▶ SHORT TASK
Look through the data below and report how many lines include "document". Only the number should be given.
>> Start
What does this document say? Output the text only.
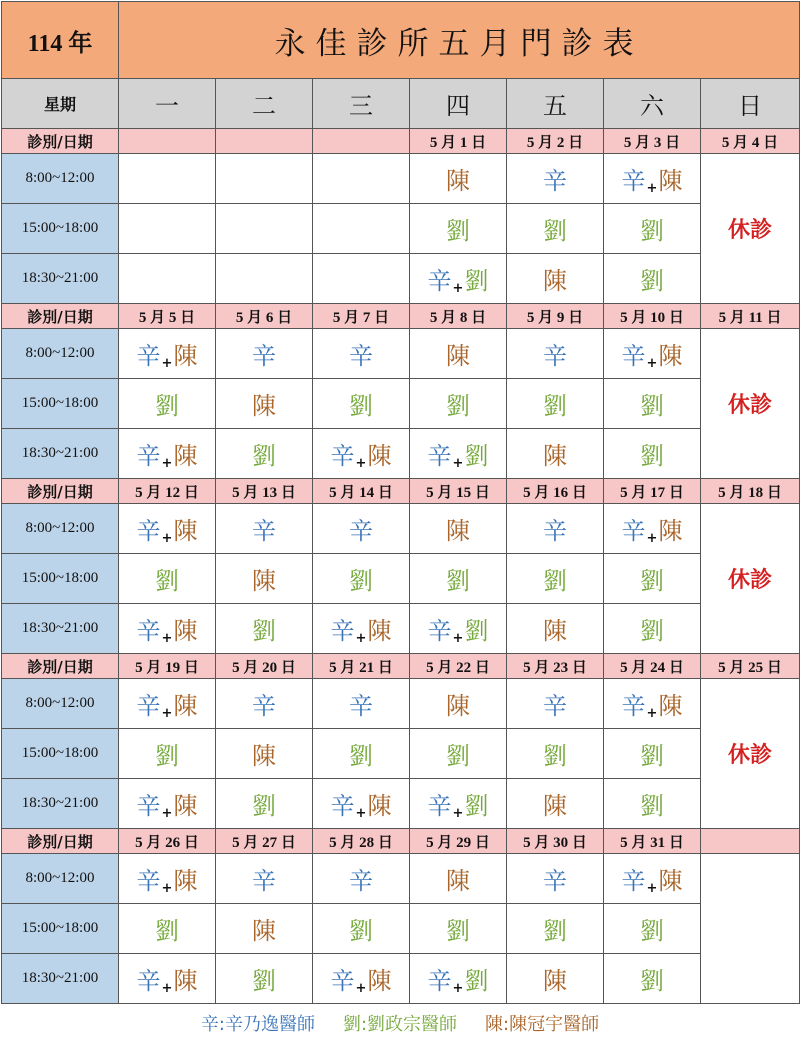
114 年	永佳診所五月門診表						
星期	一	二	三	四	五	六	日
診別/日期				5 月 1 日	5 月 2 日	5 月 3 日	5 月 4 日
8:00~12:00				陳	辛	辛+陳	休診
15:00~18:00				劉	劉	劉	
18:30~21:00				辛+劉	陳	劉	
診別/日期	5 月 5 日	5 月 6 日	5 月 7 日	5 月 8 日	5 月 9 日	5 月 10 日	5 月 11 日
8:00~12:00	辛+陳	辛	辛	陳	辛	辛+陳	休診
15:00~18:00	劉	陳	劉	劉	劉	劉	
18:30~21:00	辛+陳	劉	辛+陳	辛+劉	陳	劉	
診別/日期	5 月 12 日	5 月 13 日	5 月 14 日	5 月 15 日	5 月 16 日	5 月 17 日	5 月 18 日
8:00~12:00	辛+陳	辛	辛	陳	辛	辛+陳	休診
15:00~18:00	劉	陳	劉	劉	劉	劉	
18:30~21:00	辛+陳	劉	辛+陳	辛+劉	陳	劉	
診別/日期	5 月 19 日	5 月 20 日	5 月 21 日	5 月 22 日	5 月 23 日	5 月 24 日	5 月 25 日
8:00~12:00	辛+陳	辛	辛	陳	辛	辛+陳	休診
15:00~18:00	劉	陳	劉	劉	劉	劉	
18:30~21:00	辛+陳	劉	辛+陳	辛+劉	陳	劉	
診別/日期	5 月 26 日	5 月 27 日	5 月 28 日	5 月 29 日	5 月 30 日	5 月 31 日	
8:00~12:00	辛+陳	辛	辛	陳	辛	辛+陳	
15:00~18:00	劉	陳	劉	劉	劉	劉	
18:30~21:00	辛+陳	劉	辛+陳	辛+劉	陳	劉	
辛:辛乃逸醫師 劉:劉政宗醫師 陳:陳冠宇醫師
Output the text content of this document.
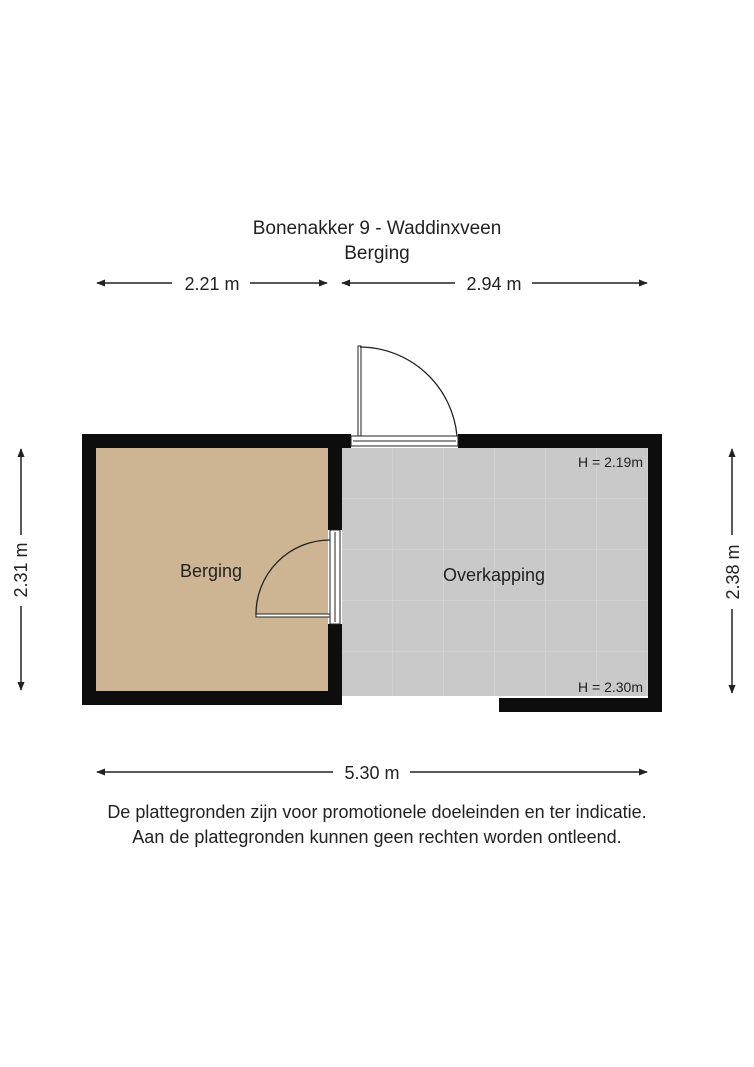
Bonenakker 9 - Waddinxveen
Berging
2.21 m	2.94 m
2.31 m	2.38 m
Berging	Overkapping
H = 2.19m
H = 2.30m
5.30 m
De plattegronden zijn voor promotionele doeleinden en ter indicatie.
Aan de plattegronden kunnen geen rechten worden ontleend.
>> End
>> Start
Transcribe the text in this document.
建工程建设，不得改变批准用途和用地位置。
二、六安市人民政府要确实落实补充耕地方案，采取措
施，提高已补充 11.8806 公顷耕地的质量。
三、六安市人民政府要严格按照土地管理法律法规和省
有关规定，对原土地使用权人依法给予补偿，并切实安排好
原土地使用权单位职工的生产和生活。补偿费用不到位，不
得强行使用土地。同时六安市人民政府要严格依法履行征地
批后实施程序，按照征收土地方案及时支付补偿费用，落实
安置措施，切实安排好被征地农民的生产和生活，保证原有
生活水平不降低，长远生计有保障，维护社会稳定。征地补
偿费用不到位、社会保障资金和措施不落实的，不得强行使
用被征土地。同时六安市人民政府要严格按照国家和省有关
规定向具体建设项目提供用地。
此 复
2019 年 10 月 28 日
>> End
▶ ANSWER TO THE EXERCISE
3